## The problem
Below are some records; return each one exactly.

[Collected data entries]
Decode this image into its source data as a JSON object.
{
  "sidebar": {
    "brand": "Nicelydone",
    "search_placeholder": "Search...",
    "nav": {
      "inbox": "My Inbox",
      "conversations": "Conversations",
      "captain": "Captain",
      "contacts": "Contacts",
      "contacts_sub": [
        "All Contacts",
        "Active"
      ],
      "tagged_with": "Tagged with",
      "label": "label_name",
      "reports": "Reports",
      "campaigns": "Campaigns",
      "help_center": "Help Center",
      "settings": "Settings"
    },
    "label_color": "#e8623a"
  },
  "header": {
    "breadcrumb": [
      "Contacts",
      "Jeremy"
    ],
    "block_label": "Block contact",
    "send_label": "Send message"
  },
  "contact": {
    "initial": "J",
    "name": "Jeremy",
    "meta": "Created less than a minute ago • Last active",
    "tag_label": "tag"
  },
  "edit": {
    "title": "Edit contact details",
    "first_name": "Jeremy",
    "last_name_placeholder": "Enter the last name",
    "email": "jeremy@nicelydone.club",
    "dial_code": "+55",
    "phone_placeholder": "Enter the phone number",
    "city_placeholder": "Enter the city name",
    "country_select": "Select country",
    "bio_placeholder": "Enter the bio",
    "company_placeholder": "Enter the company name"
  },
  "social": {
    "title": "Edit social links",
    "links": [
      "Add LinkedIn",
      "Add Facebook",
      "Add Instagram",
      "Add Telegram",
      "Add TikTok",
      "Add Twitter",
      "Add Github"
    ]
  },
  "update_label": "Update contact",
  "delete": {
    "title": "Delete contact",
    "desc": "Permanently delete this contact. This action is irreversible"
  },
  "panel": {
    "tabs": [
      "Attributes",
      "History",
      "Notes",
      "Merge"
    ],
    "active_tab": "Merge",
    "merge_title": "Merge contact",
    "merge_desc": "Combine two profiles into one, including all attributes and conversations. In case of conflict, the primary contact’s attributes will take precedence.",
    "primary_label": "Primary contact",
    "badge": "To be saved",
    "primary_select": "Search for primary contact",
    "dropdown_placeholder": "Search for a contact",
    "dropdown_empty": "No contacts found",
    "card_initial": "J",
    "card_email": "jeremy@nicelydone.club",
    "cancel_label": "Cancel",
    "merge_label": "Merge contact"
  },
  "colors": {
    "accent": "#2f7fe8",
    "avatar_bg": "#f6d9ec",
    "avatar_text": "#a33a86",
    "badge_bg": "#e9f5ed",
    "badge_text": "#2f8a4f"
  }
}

## Result
Decode this image into its source data as a JSON object.
{
  "sidebar": {
    "brand": "Nicelydone",
    "search_placeholder": "Search...",
    "nav": {
      "inbox": "My Inbox",
      "conversations": "Conversations",
      "captain": "Captain",
      "contacts": "Contacts",
      "contacts_sub": [
        "All Contacts",
        "Active"
      ],
      "tagged_with": "Tagged with",
      "label": "label_name",
      "reports": "Reports",
      "campaigns": "Campaigns",
      "help_center": "Help Center",
      "settings": "Settings"
    },
    "label_color": "#e8623a"
  },
  "header": {
    "breadcrumb": [
      "Contacts",
      "Jeremy"
    ],
    "block_label": "Block contact",
    "send_label": "Send message"
  },
  "contact": {
    "initial": "J",
    "name": "Jeremy",
    "meta": "Created less than a minute ago • Last active",
    "tag_label": "tag"
  },
  "edit": {
    "title": "Edit contact details",
    "first_name": "Jeremy",
    "last_name_placeholder": "Enter the last name",
    "email": "jeremy@nicelydone.club",
    "dial_code": "+55",
    "phone_placeholder": "Enter the phone number",
    "city_placeholder": "Enter the city name",
    "country_select": "Select country",
    "bio_placeholder": "Enter the bio",
    "company_placeholder": "Enter the company name"
  },
  "social": {
    "title": "Edit social links",
    "links": [
      "Add LinkedIn",
      "Add Facebook",
      "Add Instagram",
      "Add Telegram",
      "Add TikTok",
      "Add Twitter",
      "Add Github"
    ]
  },
  "update_label": "Update contact",
  "delete": {
    "title": "Delete contact",
    "desc": "Permanently delete this contact. This action is irreversible"
  },
  "panel": {
    "tabs": [
      "Attributes",
      "History",
      "Notes",
      "Merge"
    ],
    "active_tab": "Merge",
    "merge_title": "Merge contact",
    "merge_desc": "Combine two profiles into one, including all attributes and conversations. In case of conflict, the primary contact’s attributes will take precedence.",
    "primary_label": "Primary contact",
    "badge": "To be saved",
    "primary_select": "Search for primary contact",
    "dropdown_placeholder": "Search for a contact",
    "dropdown_empty": "No contacts found",
    "card_initial": "J",
    "card_email": "jeremy@nicelydone.club",
    "cancel_label": "Cancel",
    "merge_label": "Merge contact"
  },
  "colors": {
    "accent": "#2f7fe8",
    "avatar_bg": "#f6d9ec",
    "avatar_text": "#a33a86",
    "badge_bg": "#e9f5ed",
    "badge_text": "#2f8a4f"
  }
}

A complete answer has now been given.